• **JOB**:
Output every entry exactly as written, skipping any pictures.

□ □ □ □ □ □ □

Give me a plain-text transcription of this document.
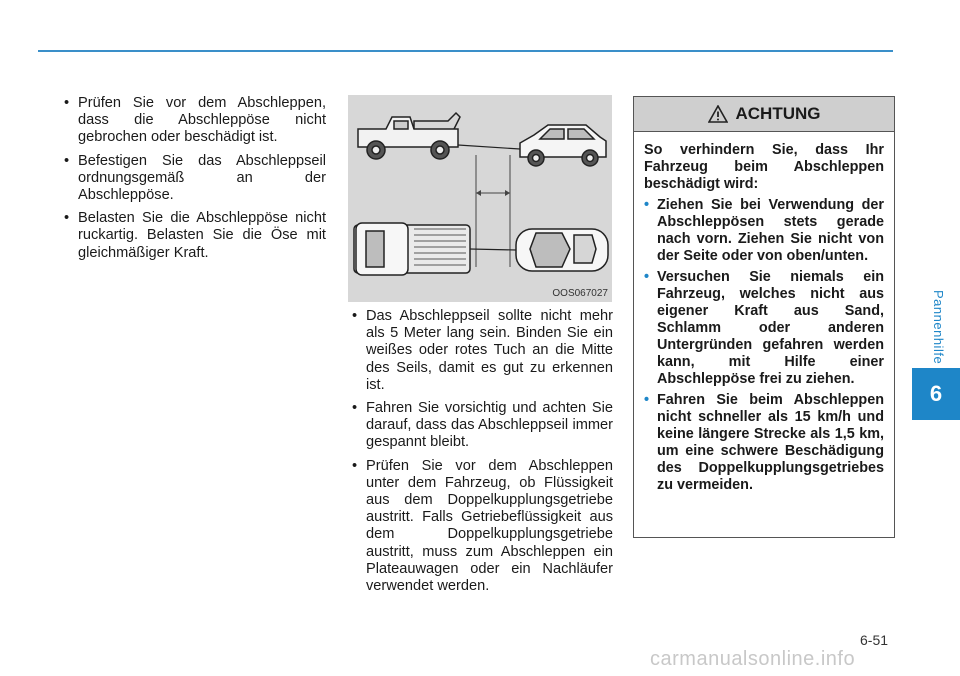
Pannenhilfe
6
• Prüfen Sie vor dem Abschleppen, dass die Abschleppöse nicht gebrochen oder beschädigt ist.
• Befestigen Sie das Abschleppseil ordnungsgemäß an der Abschleppöse.
• Belasten Sie die Abschleppöse nicht ruckartig. Belasten Sie die Öse mit gleichmäßiger Kraft.
OOS067027
• Das Abschleppseil sollte nicht mehr als 5 Meter lang sein. Binden Sie ein weißes oder rotes Tuch an die Mitte des Seils, damit es gut zu erkennen ist.
• Fahren Sie vorsichtig und achten Sie darauf, dass das Abschleppseil immer gespannt bleibt.
• Prüfen Sie vor dem Abschleppen unter dem Fahrzeug, ob Flüssigkeit aus dem Doppelkupplungsgetriebe austritt. Falls Getriebeflüssigkeit aus dem Doppelkupplungsgetriebe austritt, muss zum Abschleppen ein Plateauwagen oder ein Nachläufer verwendet werden.
ACHTUNG

So verhindern Sie, dass Ihr Fahrzeug beim Abschleppen beschädigt wird:

• Ziehen Sie bei Verwendung der Abschleppösen stets gerade nach vorn. Ziehen Sie nicht von der Seite oder von oben/unten.
• Versuchen Sie niemals ein Fahrzeug, welches nicht aus eigener Kraft aus Sand, Schlamm oder anderen Untergründen gefahren werden kann, mit Hilfe einer Abschleppöse frei zu ziehen.
• Fahren Sie beim Abschleppen nicht schneller als 15 km/h und keine längere Strecke als 1,5 km, um eine schwere Beschädigung des Doppelkupplungsgetriebes zu vermeiden.
6-51
carmanualsonline.info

□ □ □ □ □ □ □

• **OUTPUT**:
Give me a plain-text transcription of this document.
Pannenhilfe
6
• Prüfen Sie vor dem Abschleppen, dass die Abschleppöse nicht gebrochen oder beschädigt ist.
• Befestigen Sie das Abschleppseil ordnungsgemäß an der Abschleppöse.
• Belasten Sie die Abschleppöse nicht ruckartig. Belasten Sie die Öse mit gleichmäßiger Kraft.
OOS067027
• Das Abschleppseil sollte nicht mehr als 5 Meter lang sein. Binden Sie ein weißes oder rotes Tuch an die Mitte des Seils, damit es gut zu erkennen ist.
• Fahren Sie vorsichtig und achten Sie darauf, dass das Abschleppseil immer gespannt bleibt.
• Prüfen Sie vor dem Abschleppen unter dem Fahrzeug, ob Flüssigkeit aus dem Doppelkupplungsgetriebe austritt. Falls Getriebeflüssigkeit aus dem Doppelkupplungsgetriebe austritt, muss zum Abschleppen ein Plateauwagen oder ein Nachläufer verwendet werden.
ACHTUNG

So verhindern Sie, dass Ihr Fahrzeug beim Abschleppen beschädigt wird:

• Ziehen Sie bei Verwendung der Abschleppösen stets gerade nach vorn. Ziehen Sie nicht von der Seite oder von oben/unten.
• Versuchen Sie niemals ein Fahrzeug, welches nicht aus eigener Kraft aus Sand, Schlamm oder anderen Untergründen gefahren werden kann, mit Hilfe einer Abschleppöse frei zu ziehen.
• Fahren Sie beim Abschleppen nicht schneller als 15 km/h und keine längere Strecke als 1,5 km, um eine schwere Beschädigung des Doppelkupplungsgetriebes zu vermeiden.
6-51
carmanualsonline.info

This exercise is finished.